> **TEXTE FOURNI**
Un durcissement de la politique monétaire devrait peser sur la croissance et les marchés financiers. La prudence s’impose.
Après les vastes mesures budgétaires et monétaires prises dans le sillage de la pandémie et des confinements, un ralentissement de la croissance mondiale n’est guère surprenant. La majeure partie des incitations sous forme de versements directs aux ménages et aux entreprises semble avoir atteint l’économie. C’est du moins ce que montrent les taux d’épargne des ménages aux Etats -Unis et en Europe, récemment revenus à leur niveau d’avant la pandémie. Parallèlement, la croissance réelle des salaires est négative depuis près d’un an, les hausses de salaires nominaux ne parvenant pas à suivre le rythme de l’inflation. D’où la nette détérioration du moral des ménages. Face au retrait rapide des vastes mesures de liquidités des banques centrales et à l’inversion de la courbe des taux américains, les craintes de récession ont récemment augmenté chez les investisseurs.

> **LISTE DES ENTRÉES**
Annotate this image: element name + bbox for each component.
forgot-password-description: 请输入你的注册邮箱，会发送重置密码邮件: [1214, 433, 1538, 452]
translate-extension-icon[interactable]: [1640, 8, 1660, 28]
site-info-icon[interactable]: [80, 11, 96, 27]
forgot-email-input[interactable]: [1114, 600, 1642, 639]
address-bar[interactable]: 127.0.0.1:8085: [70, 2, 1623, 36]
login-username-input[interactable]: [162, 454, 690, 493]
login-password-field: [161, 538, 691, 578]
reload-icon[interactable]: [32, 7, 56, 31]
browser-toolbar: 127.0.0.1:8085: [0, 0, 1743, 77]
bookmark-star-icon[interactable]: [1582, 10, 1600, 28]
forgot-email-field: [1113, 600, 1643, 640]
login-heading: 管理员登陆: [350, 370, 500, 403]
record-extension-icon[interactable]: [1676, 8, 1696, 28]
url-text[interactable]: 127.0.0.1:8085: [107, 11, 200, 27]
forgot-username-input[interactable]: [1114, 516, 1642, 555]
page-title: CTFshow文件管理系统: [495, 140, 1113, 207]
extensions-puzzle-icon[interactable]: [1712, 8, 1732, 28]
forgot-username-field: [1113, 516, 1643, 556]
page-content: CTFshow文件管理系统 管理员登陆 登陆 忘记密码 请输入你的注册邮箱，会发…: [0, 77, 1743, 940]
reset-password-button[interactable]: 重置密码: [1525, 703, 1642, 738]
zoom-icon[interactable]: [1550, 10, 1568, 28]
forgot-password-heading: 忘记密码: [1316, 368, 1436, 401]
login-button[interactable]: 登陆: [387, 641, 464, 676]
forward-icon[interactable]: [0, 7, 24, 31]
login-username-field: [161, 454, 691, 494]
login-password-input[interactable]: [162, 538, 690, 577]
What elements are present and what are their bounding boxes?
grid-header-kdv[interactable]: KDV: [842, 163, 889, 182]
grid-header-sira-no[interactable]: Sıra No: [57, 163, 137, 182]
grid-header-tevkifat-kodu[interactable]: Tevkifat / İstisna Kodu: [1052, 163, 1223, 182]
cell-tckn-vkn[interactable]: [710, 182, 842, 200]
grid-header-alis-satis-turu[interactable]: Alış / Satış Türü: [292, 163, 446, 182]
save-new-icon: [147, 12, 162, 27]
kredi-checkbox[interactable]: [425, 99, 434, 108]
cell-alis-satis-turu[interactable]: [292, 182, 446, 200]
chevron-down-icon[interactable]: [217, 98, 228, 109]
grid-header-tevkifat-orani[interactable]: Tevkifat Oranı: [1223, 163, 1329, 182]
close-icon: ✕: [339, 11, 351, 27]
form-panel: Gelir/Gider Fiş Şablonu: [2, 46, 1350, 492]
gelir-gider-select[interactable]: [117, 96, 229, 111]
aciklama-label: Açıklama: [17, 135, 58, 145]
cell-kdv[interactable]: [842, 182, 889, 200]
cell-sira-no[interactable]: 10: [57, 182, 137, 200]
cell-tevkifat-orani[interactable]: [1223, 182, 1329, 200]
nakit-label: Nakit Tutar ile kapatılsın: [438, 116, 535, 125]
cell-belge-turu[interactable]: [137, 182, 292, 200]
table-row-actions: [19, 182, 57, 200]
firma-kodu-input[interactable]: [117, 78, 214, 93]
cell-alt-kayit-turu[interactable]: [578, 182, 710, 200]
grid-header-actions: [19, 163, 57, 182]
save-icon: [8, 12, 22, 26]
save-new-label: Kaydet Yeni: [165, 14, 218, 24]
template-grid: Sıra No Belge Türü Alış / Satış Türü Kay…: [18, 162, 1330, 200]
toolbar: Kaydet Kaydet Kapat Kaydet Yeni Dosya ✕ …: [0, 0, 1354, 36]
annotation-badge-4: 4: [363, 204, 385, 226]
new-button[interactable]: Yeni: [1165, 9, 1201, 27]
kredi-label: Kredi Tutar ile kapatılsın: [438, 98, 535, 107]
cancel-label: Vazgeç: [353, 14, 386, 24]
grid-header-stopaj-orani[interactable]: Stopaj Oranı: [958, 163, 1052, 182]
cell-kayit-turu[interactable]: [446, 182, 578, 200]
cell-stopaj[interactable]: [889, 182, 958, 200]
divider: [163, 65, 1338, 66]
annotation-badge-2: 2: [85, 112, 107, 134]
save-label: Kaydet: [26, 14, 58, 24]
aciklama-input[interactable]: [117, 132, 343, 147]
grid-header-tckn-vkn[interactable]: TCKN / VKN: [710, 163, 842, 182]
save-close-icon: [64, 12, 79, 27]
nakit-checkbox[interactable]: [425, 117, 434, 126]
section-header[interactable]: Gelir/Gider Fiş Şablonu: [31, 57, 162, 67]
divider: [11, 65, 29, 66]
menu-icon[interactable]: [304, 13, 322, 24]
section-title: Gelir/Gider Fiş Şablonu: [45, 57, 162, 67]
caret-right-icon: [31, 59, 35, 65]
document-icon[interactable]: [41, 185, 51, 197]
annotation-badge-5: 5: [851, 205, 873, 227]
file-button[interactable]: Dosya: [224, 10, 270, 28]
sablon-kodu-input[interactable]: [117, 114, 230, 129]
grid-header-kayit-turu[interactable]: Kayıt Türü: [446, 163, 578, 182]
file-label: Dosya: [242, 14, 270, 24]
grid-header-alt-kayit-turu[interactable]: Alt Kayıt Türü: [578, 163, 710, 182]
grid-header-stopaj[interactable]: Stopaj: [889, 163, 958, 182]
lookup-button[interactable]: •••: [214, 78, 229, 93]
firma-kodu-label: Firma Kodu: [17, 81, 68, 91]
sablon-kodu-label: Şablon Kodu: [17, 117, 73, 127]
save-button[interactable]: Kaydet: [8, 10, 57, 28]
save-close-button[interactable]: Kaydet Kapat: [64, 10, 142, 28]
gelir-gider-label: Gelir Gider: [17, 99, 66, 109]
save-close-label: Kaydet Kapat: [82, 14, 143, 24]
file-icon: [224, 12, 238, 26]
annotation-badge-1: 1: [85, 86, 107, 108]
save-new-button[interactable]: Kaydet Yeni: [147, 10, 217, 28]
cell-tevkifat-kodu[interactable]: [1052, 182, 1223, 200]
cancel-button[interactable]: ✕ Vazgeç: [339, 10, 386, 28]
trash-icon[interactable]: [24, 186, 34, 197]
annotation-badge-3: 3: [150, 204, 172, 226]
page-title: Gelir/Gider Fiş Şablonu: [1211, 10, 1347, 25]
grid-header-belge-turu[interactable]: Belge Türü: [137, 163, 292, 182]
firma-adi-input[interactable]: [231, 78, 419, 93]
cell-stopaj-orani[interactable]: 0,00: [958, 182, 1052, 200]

> **NATURE DE L'EXERCICE**
Recopiez intégralement le texte sur le ralentissement de la croissance mondiale, sans y changer un seul mot ni un seul signe.

> **RÉSULTAT**
Un durcissement de la politique monétaire devrait peser sur la croissance et les marchés financiers. La prudence s’impose.
Après les vastes mesures budgétaires et monétaires prises dans le sillage de la pandémie et des confinements, un ralentissement de la croissance mondiale n’est guère surprenant. La majeure partie des incitations sous forme de versements directs aux ménages et aux entreprises semble avoir atteint l’économie. C’est du moins ce que montrent les taux d’épargne des ménages aux Etats -Unis et en Europe, récemment revenus à leur niveau d’avant la pandémie. Parallèlement, la croissance réelle des salaires est négative depuis près d’un an, les hausses de salaires nominaux ne parvenant pas à suivre le rythme de l’inflation. D’où la nette détérioration du moral des ménages. Face au retrait rapide des vastes mesures de liquidités des banques centrales et à l’inversion de la courbe des taux américains, les craintes de récession ont récemment augmenté chez les investisseurs.